Records for this exercise
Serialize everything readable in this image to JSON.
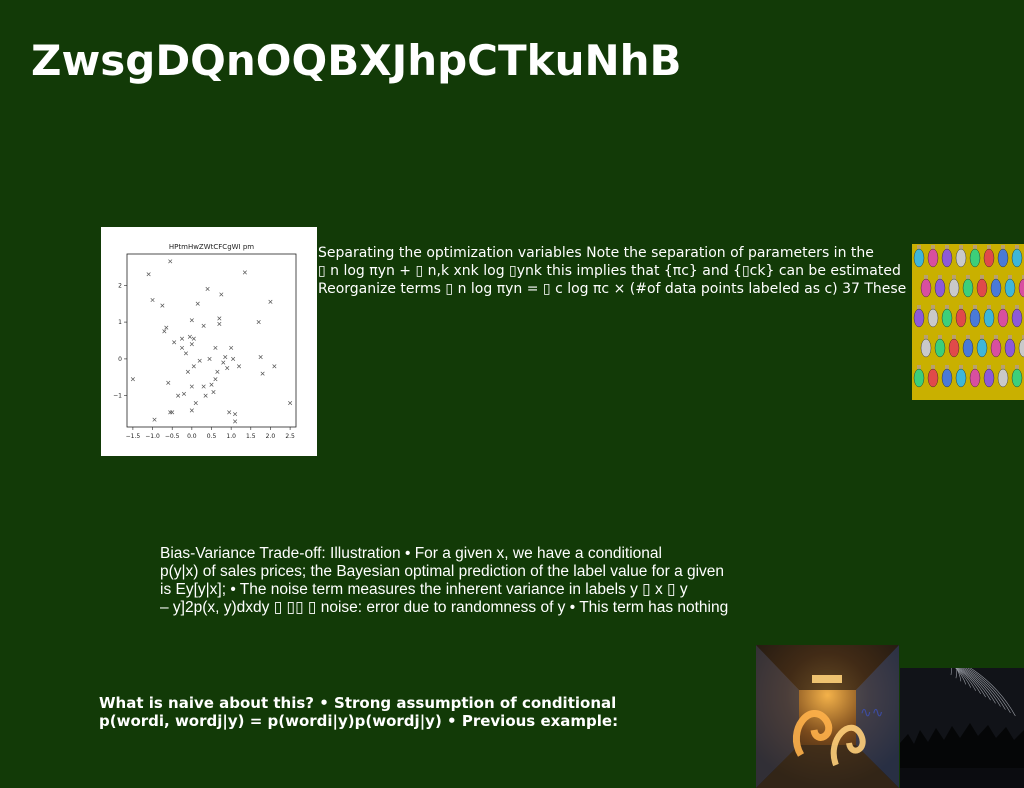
{
  "slide": {
    "title": "ZwsgDQnOQBXJhpCTkuNhB",
    "background": "#123a07",
    "paragraphs": [
      "Separating the optimization variables Note the separation of parameters in the\n▯ n log πyn + ▯ n,k xnk log ▯ynk this implies that {πc} and {▯ck} can be estimated\nReorganize terms ▯ n log πyn = ▯ c log πc × (#of data points labeled as c) 37 These",
      "Bias-Variance Trade-off: Illustration • For a given x, we have a conditional\np(y|x) of sales prices; the Bayesian optimal prediction of the label value for a given\nis Ey[y|x]; • The noise term measures the inherent variance in labels y ▯ x ▯ y\n– y]2p(x, y)dxdy ▯ ▯▯ ▯ noise: error due to randomness of y • This term has nothing",
      "What is naive about this? • Strong assumption of conditional\np(wordi, wordj|y) = p(wordi|y)p(wordj|y) • Previous example:"
    ]
  },
  "images": {
    "ornaments": "christmas-ornaments-photo",
    "tunnel": "graffiti-tunnel-light-painting-photo",
    "night": "star-trails-night-lake-photo"
  },
  "chart_data": {
    "type": "scatter",
    "title": "HPtmHwZWtCFCgWI pm",
    "marker": "x",
    "color": "#555555",
    "xlim": [
      -1.65,
      2.65
    ],
    "ylim": [
      -1.85,
      2.85
    ],
    "xticks": [
      -1.5,
      -1.0,
      -0.5,
      0.0,
      0.5,
      1.0,
      1.5,
      2.0,
      2.5
    ],
    "xtick_labels": [
      "−1.5",
      "−1.0",
      "−0.5",
      "0.0",
      "0.5",
      "1.0",
      "1.5",
      "2.0",
      "2.5"
    ],
    "yticks": [
      -1,
      0,
      1,
      2
    ],
    "ytick_labels": [
      "−1",
      "0",
      "1",
      "2"
    ],
    "points": [
      [
        -1.5,
        -0.55
      ],
      [
        -1.1,
        2.3
      ],
      [
        -1.0,
        1.6
      ],
      [
        -0.95,
        -1.65
      ],
      [
        -0.75,
        1.45
      ],
      [
        -0.7,
        0.75
      ],
      [
        -0.65,
        0.85
      ],
      [
        -0.6,
        -0.65
      ],
      [
        -0.55,
        2.65
      ],
      [
        -0.55,
        -1.45
      ],
      [
        -0.5,
        -1.45
      ],
      [
        -0.45,
        0.45
      ],
      [
        -0.35,
        -1.0
      ],
      [
        -0.25,
        0.55
      ],
      [
        -0.25,
        0.3
      ],
      [
        -0.2,
        -0.95
      ],
      [
        -0.15,
        0.15
      ],
      [
        -0.1,
        -0.35
      ],
      [
        -0.05,
        0.6
      ],
      [
        0.0,
        1.05
      ],
      [
        0.0,
        0.4
      ],
      [
        0.0,
        -0.75
      ],
      [
        0.0,
        -1.4
      ],
      [
        0.05,
        -0.2
      ],
      [
        0.05,
        0.55
      ],
      [
        0.1,
        -1.2
      ],
      [
        0.15,
        1.5
      ],
      [
        0.2,
        -0.05
      ],
      [
        0.3,
        0.9
      ],
      [
        0.3,
        -0.75
      ],
      [
        0.35,
        -1.0
      ],
      [
        0.4,
        1.9
      ],
      [
        0.45,
        0.0
      ],
      [
        0.5,
        -0.7
      ],
      [
        0.55,
        -0.9
      ],
      [
        0.6,
        -0.55
      ],
      [
        0.6,
        0.3
      ],
      [
        0.65,
        -0.35
      ],
      [
        0.7,
        1.1
      ],
      [
        0.7,
        0.95
      ],
      [
        0.75,
        1.75
      ],
      [
        0.8,
        -0.1
      ],
      [
        0.85,
        0.05
      ],
      [
        0.9,
        -0.25
      ],
      [
        0.95,
        -1.45
      ],
      [
        1.0,
        0.3
      ],
      [
        1.05,
        0.0
      ],
      [
        1.1,
        -1.5
      ],
      [
        1.1,
        -1.7
      ],
      [
        1.2,
        -0.2
      ],
      [
        1.35,
        2.35
      ],
      [
        1.7,
        1.0
      ],
      [
        1.75,
        0.05
      ],
      [
        1.8,
        -0.4
      ],
      [
        2.0,
        1.55
      ],
      [
        2.1,
        -0.2
      ],
      [
        2.5,
        -1.2
      ]
    ]
  }
}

What you are asked to do
Repeat the records word for word. Any picture in them should be left out.

Task result
Serialize everything readable in this image to JSON.
{
  "slide": {
    "title": "ZwsgDQnOQBXJhpCTkuNhB",
    "background": "#123a07",
    "paragraphs": [
      "Separating the optimization variables Note the separation of parameters in the\n▯ n log πyn + ▯ n,k xnk log ▯ynk this implies that {πc} and {▯ck} can be estimated\nReorganize terms ▯ n log πyn = ▯ c log πc × (#of data points labeled as c) 37 These",
      "Bias-Variance Trade-off: Illustration • For a given x, we have a conditional\np(y|x) of sales prices; the Bayesian optimal prediction of the label value for a given\nis Ey[y|x]; • The noise term measures the inherent variance in labels y ▯ x ▯ y\n– y]2p(x, y)dxdy ▯ ▯▯ ▯ noise: error due to randomness of y • This term has nothing",
      "What is naive about this? • Strong assumption of conditional\np(wordi, wordj|y) = p(wordi|y)p(wordj|y) • Previous example:"
    ]
  },
  "images": {
    "ornaments": "christmas-ornaments-photo",
    "tunnel": "graffiti-tunnel-light-painting-photo",
    "night": "star-trails-night-lake-photo"
  },
  "chart_data": {
    "type": "scatter",
    "title": "HPtmHwZWtCFCgWI pm",
    "marker": "x",
    "color": "#555555",
    "xlim": [
      -1.65,
      2.65
    ],
    "ylim": [
      -1.85,
      2.85
    ],
    "xticks": [
      -1.5,
      -1.0,
      -0.5,
      0.0,
      0.5,
      1.0,
      1.5,
      2.0,
      2.5
    ],
    "xtick_labels": [
      "−1.5",
      "−1.0",
      "−0.5",
      "0.0",
      "0.5",
      "1.0",
      "1.5",
      "2.0",
      "2.5"
    ],
    "yticks": [
      -1,
      0,
      1,
      2
    ],
    "ytick_labels": [
      "−1",
      "0",
      "1",
      "2"
    ],
    "points": [
      [
        -1.5,
        -0.55
      ],
      [
        -1.1,
        2.3
      ],
      [
        -1.0,
        1.6
      ],
      [
        -0.95,
        -1.65
      ],
      [
        -0.75,
        1.45
      ],
      [
        -0.7,
        0.75
      ],
      [
        -0.65,
        0.85
      ],
      [
        -0.6,
        -0.65
      ],
      [
        -0.55,
        2.65
      ],
      [
        -0.55,
        -1.45
      ],
      [
        -0.5,
        -1.45
      ],
      [
        -0.45,
        0.45
      ],
      [
        -0.35,
        -1.0
      ],
      [
        -0.25,
        0.55
      ],
      [
        -0.25,
        0.3
      ],
      [
        -0.2,
        -0.95
      ],
      [
        -0.15,
        0.15
      ],
      [
        -0.1,
        -0.35
      ],
      [
        -0.05,
        0.6
      ],
      [
        0.0,
        1.05
      ],
      [
        0.0,
        0.4
      ],
      [
        0.0,
        -0.75
      ],
      [
        0.0,
        -1.4
      ],
      [
        0.05,
        -0.2
      ],
      [
        0.05,
        0.55
      ],
      [
        0.1,
        -1.2
      ],
      [
        0.15,
        1.5
      ],
      [
        0.2,
        -0.05
      ],
      [
        0.3,
        0.9
      ],
      [
        0.3,
        -0.75
      ],
      [
        0.35,
        -1.0
      ],
      [
        0.4,
        1.9
      ],
      [
        0.45,
        0.0
      ],
      [
        0.5,
        -0.7
      ],
      [
        0.55,
        -0.9
      ],
      [
        0.6,
        -0.55
      ],
      [
        0.6,
        0.3
      ],
      [
        0.65,
        -0.35
      ],
      [
        0.7,
        1.1
      ],
      [
        0.7,
        0.95
      ],
      [
        0.75,
        1.75
      ],
      [
        0.8,
        -0.1
      ],
      [
        0.85,
        0.05
      ],
      [
        0.9,
        -0.25
      ],
      [
        0.95,
        -1.45
      ],
      [
        1.0,
        0.3
      ],
      [
        1.05,
        0.0
      ],
      [
        1.1,
        -1.5
      ],
      [
        1.1,
        -1.7
      ],
      [
        1.2,
        -0.2
      ],
      [
        1.35,
        2.35
      ],
      [
        1.7,
        1.0
      ],
      [
        1.75,
        0.05
      ],
      [
        1.8,
        -0.4
      ],
      [
        2.0,
        1.55
      ],
      [
        2.1,
        -0.2
      ],
      [
        2.5,
        -1.2
      ]
    ]
  }
}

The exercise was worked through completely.